— WHAT IS BEING ASKED —
Your output must be a faithful copy of the listing underneath.

═══ DATA SUPPLIED ═══

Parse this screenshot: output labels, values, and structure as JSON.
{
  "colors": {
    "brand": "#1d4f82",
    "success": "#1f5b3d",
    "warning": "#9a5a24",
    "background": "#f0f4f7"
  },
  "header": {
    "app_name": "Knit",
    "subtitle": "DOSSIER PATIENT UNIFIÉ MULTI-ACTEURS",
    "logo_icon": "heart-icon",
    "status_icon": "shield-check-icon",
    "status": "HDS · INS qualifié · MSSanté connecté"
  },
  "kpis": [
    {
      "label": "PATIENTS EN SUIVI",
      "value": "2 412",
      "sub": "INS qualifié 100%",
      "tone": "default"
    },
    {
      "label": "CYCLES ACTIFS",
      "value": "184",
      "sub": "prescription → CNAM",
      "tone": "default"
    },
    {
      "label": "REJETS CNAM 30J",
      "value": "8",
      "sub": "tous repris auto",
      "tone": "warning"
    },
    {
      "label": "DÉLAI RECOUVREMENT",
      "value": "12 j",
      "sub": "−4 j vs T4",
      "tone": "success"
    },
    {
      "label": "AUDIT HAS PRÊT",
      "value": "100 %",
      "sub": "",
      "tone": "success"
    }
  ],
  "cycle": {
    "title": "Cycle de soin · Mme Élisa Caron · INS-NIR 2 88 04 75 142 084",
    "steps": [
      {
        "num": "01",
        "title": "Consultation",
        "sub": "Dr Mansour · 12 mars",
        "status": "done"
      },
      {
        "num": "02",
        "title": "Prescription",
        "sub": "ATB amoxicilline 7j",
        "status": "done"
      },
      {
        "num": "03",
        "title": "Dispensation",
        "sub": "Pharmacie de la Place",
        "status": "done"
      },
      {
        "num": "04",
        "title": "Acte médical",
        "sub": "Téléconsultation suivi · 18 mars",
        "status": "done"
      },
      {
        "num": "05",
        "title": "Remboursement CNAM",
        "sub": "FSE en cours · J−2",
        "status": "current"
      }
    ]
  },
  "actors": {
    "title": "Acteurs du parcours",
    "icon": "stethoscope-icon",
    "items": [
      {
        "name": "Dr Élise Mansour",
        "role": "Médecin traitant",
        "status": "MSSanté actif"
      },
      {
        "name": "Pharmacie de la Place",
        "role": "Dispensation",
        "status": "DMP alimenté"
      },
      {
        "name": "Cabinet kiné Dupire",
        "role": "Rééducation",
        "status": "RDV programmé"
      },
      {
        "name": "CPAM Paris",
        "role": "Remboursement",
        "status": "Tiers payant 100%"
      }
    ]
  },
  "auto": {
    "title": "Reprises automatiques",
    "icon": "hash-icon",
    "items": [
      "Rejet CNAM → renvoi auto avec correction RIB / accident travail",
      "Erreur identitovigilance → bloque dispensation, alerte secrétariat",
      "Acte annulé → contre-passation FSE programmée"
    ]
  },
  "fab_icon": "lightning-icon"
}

═══

— OUTPUT —
Parse this screenshot: output labels, values, and structure as JSON.
{
  "colors": {
    "brand": "#1d4f82",
    "success": "#1f5b3d",
    "warning": "#9a5a24",
    "background": "#f0f4f7"
  },
  "header": {
    "app_name": "Knit",
    "subtitle": "DOSSIER PATIENT UNIFIÉ MULTI-ACTEURS",
    "logo_icon": "heart-icon",
    "status_icon": "shield-check-icon",
    "status": "HDS · INS qualifié · MSSanté connecté"
  },
  "kpis": [
    {
      "label": "PATIENTS EN SUIVI",
      "value": "2 412",
      "sub": "INS qualifié 100%",
      "tone": "default"
    },
    {
      "label": "CYCLES ACTIFS",
      "value": "184",
      "sub": "prescription → CNAM",
      "tone": "default"
    },
    {
      "label": "REJETS CNAM 30J",
      "value": "8",
      "sub": "tous repris auto",
      "tone": "warning"
    },
    {
      "label": "DÉLAI RECOUVREMENT",
      "value": "12 j",
      "sub": "−4 j vs T4",
      "tone": "success"
    },
    {
      "label": "AUDIT HAS PRÊT",
      "value": "100 %",
      "sub": "",
      "tone": "success"
    }
  ],
  "cycle": {
    "title": "Cycle de soin · Mme Élisa Caron · INS-NIR 2 88 04 75 142 084",
    "steps": [
      {
        "num": "01",
        "title": "Consultation",
        "sub": "Dr Mansour · 12 mars",
        "status": "done"
      },
      {
        "num": "02",
        "title": "Prescription",
        "sub": "ATB amoxicilline 7j",
        "status": "done"
      },
      {
        "num": "03",
        "title": "Dispensation",
        "sub": "Pharmacie de la Place",
        "status": "done"
      },
      {
        "num": "04",
        "title": "Acte médical",
        "sub": "Téléconsultation suivi · 18 mars",
        "status": "done"
      },
      {
        "num": "05",
        "title": "Remboursement CNAM",
        "sub": "FSE en cours · J−2",
        "status": "current"
      }
    ]
  },
  "actors": {
    "title": "Acteurs du parcours",
    "icon": "stethoscope-icon",
    "items": [
      {
        "name": "Dr Élise Mansour",
        "role": "Médecin traitant",
        "status": "MSSanté actif"
      },
      {
        "name": "Pharmacie de la Place",
        "role": "Dispensation",
        "status": "DMP alimenté"
      },
      {
        "name": "Cabinet kiné Dupire",
        "role": "Rééducation",
        "status": "RDV programmé"
      },
      {
        "name": "CPAM Paris",
        "role": "Remboursement",
        "status": "Tiers payant 100%"
      }
    ]
  },
  "auto": {
    "title": "Reprises automatiques",
    "icon": "hash-icon",
    "items": [
      "Rejet CNAM → renvoi auto avec correction RIB / accident travail",
      "Erreur identitovigilance → bloque dispensation, alerte secrétariat",
      "Acte annulé → contre-passation FSE programmée"
    ]
  },
  "fab_icon": "lightning-icon"
}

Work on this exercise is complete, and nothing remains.